STATED GOAL ->
Wherever a line holds the string "icon", copy that line.

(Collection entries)
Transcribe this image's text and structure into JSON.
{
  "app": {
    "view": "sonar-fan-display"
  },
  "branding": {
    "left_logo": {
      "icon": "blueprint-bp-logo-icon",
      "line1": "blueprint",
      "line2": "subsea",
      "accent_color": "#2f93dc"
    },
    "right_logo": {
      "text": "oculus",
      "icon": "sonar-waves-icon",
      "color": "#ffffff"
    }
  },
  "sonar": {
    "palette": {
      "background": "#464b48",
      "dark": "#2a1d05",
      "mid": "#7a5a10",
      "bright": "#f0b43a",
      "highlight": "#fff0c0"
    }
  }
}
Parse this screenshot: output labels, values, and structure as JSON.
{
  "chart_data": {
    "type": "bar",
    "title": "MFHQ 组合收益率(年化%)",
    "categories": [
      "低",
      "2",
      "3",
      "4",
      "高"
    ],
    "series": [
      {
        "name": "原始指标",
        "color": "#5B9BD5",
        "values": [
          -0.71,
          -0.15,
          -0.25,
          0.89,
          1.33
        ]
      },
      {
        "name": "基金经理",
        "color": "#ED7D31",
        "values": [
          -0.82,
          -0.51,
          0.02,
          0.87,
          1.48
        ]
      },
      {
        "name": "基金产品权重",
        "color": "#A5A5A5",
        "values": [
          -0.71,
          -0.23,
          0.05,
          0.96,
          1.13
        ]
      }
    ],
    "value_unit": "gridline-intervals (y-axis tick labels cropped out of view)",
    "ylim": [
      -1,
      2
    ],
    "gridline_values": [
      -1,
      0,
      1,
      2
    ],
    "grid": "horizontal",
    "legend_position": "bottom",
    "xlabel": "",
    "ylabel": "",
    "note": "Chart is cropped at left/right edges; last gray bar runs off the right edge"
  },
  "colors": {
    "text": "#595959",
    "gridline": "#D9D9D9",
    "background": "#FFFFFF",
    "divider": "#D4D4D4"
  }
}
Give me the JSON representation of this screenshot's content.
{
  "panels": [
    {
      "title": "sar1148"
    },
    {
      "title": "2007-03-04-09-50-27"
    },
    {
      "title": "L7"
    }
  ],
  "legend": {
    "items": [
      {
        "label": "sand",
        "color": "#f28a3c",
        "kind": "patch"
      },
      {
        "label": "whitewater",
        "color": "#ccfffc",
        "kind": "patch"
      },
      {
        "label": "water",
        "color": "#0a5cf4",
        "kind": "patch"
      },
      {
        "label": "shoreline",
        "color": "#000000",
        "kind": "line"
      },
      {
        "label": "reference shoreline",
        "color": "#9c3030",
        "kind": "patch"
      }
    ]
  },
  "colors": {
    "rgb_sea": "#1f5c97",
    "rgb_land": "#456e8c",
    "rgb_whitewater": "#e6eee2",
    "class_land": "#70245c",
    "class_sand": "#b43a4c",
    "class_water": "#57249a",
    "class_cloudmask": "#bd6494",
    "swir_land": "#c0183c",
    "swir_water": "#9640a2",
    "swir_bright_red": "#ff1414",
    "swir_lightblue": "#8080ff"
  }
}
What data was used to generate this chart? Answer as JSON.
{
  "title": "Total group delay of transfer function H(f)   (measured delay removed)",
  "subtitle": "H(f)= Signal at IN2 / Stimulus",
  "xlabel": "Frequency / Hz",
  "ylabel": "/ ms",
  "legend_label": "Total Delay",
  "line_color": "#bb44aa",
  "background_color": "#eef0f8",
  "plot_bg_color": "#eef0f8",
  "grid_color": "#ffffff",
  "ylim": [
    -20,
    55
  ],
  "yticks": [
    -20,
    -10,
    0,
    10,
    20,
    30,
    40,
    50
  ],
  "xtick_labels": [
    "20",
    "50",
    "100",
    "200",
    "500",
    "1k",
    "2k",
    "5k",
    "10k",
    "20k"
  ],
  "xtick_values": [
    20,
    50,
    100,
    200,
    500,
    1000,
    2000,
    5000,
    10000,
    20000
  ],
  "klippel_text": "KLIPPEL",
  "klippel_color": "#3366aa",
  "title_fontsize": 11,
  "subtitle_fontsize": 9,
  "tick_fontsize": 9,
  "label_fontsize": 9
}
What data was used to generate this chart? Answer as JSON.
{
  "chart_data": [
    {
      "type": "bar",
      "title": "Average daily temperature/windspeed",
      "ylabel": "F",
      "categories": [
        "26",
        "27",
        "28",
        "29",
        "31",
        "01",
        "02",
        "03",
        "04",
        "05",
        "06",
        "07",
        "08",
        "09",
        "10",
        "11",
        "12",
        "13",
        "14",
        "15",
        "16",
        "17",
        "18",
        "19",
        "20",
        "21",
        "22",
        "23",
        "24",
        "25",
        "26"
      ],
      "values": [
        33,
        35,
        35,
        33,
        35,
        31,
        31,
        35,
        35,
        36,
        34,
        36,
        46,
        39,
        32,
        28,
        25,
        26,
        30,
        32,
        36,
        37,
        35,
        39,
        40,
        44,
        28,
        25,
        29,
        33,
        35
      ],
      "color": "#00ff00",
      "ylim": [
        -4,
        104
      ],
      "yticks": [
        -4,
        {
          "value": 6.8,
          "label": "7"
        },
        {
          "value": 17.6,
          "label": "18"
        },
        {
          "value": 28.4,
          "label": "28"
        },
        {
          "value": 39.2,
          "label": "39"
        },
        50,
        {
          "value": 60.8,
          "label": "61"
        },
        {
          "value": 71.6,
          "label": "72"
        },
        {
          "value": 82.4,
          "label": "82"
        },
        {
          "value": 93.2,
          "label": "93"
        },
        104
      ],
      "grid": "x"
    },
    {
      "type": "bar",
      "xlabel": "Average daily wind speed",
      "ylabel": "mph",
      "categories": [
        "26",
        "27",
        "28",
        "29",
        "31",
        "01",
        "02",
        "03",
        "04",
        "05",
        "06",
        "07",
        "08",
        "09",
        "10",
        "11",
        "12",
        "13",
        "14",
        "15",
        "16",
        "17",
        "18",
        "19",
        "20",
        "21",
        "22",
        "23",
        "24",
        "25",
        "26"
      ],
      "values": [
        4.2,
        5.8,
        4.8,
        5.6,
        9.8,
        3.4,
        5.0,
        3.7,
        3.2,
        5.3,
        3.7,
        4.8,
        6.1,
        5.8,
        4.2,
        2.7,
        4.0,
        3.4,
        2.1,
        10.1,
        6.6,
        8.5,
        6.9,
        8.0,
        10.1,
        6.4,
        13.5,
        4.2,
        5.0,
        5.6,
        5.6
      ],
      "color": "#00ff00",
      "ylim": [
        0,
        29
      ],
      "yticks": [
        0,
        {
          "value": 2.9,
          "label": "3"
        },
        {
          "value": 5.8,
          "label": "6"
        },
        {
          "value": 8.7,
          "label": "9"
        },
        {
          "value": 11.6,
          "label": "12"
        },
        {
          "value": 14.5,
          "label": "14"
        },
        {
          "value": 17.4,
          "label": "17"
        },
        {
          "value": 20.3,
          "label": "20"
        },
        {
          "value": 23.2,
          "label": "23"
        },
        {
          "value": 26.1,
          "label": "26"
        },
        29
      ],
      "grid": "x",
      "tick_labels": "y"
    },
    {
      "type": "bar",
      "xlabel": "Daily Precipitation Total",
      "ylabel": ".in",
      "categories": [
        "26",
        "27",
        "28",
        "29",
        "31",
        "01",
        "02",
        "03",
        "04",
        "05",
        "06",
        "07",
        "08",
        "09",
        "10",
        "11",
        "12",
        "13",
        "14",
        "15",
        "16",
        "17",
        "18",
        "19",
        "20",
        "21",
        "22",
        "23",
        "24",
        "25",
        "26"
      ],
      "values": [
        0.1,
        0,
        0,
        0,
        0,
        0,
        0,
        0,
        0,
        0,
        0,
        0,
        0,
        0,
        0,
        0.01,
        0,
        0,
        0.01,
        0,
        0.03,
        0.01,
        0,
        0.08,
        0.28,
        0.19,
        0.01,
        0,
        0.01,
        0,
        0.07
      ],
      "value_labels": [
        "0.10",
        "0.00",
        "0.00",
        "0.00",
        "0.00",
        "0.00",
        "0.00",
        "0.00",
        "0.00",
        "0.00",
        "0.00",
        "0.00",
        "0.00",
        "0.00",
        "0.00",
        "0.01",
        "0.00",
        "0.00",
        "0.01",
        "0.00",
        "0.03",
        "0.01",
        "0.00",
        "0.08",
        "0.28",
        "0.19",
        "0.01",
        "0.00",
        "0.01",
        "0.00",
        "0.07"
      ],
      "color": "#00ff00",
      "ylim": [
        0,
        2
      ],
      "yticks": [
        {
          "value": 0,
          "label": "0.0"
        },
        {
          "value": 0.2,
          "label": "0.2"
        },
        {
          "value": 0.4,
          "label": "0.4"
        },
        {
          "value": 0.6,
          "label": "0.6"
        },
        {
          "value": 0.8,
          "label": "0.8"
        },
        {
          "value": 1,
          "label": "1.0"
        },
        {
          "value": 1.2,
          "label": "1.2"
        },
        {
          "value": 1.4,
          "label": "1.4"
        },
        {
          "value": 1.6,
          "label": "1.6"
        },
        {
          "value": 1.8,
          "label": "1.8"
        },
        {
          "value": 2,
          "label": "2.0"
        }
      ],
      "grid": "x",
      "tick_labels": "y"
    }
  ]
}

RESULT FOR THIS EXERCISE ->
      "icon": "blueprint-bp-logo-icon",
      "icon": "sonar-waves-icon",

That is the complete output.